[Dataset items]
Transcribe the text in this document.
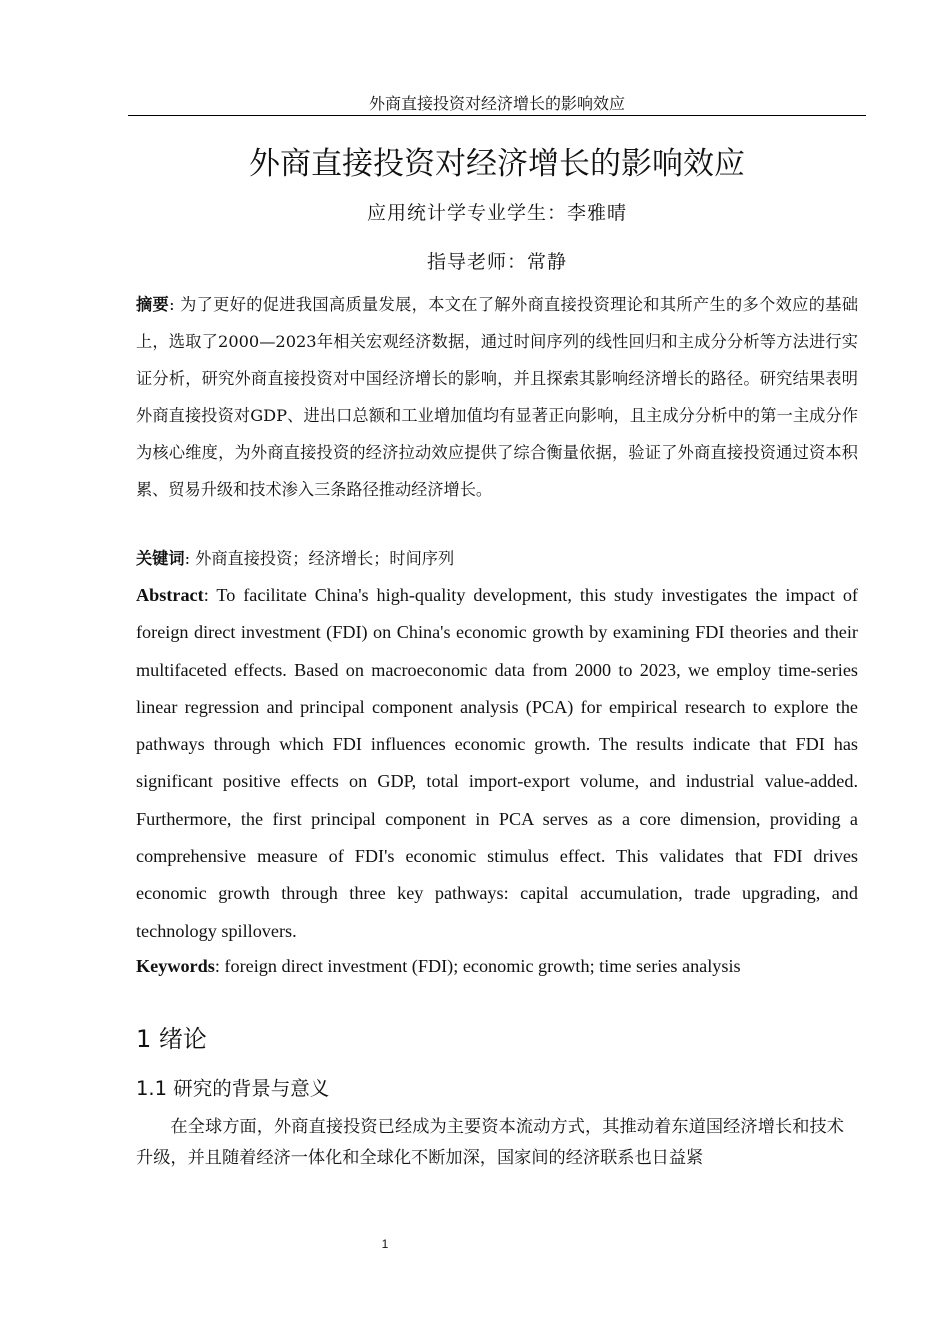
外商直接投资对经济增长的影响效应
外商直接投资对经济增长的影响效应
应用统计学专业学生：李雅晴
指导老师：常静

摘要: 为了更好的促进我国高质量发展，本文在了解外商直接投资理论和其所产生的多个效应的基础上，选取了2000—2023年相关宏观经济数据，通过时间序列的线性回归和主成分分析等方法进行实证分析，研究外商直接投资对中国经济增长的影响，并且探索其影响经济增长的路径。研究结果表明外商直接投资对GDP、进出口总额和工业增加值均有显著正向影响，且主成分分析中的第一主成分作为核心维度，为外商直接投资的经济拉动效应提供了综合衡量依据，验证了外商直接投资通过资本积累、贸易升级和技术渗入三条路径推动经济增长。

关键词: 外商直接投资；经济增长；时间序列

Abstract: To facilitate China's high-quality development, this study investigates the impact of foreign direct investment (FDI) on China's economic growth by examining FDI theories and their multifaceted effects. Based on macroeconomic data from 2000 to 2023, we employ time-series linear regression and principal component analysis (PCA) for empirical research to explore the pathways through which FDI influences economic growth. The results indicate that FDI has significant positive effects on GDP, total import-export volume, and industrial value-added. Furthermore, the first principal component in PCA serves as a core dimension, providing a comprehensive measure of FDI's economic stimulus effect. This validates that FDI drives economic growth through three key pathways: capital accumulation, trade upgrading, and technology spillovers.

Keywords: foreign direct investment (FDI); economic growth; time series analysis

1 绪论
1.1 研究的背景与意义

在全球方面，外商直接投资已经成为主要资本流动方式，其推动着东道国经济增长和技术升级，并且随着经济一体化和全球化不断加深，国家间的经济联系也日益紧

1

- [Given problem]:
Reproduce the records above exactly, leaving out every picture they contain.

- [Exercise solution]:
Transcribe the text in this document.
外商直接投资对经济增长的影响效应
外商直接投资对经济增长的影响效应
应用统计学专业学生：李雅晴
指导老师：常静

摘要: 为了更好的促进我国高质量发展，本文在了解外商直接投资理论和其所产生的多个效应的基础上，选取了2000—2023年相关宏观经济数据，通过时间序列的线性回归和主成分分析等方法进行实证分析，研究外商直接投资对中国经济增长的影响，并且探索其影响经济增长的路径。研究结果表明外商直接投资对GDP、进出口总额和工业增加值均有显著正向影响，且主成分分析中的第一主成分作为核心维度，为外商直接投资的经济拉动效应提供了综合衡量依据，验证了外商直接投资通过资本积累、贸易升级和技术渗入三条路径推动经济增长。

关键词: 外商直接投资；经济增长；时间序列

Abstract: To facilitate China's high-quality development, this study investigates the impact of foreign direct investment (FDI) on China's economic growth by examining FDI theories and their multifaceted effects. Based on macroeconomic data from 2000 to 2023, we employ time-series linear regression and principal component analysis (PCA) for empirical research to explore the pathways through which FDI influences economic growth. The results indicate that FDI has significant positive effects on GDP, total import-export volume, and industrial value-added. Furthermore, the first principal component in PCA serves as a core dimension, providing a comprehensive measure of FDI's economic stimulus effect. This validates that FDI drives economic growth through three key pathways: capital accumulation, trade upgrading, and technology spillovers.

Keywords: foreign direct investment (FDI); economic growth; time series analysis

1 绪论
1.1 研究的背景与意义

在全球方面，外商直接投资已经成为主要资本流动方式，其推动着东道国经济增长和技术升级，并且随着经济一体化和全球化不断加深，国家间的经济联系也日益紧

1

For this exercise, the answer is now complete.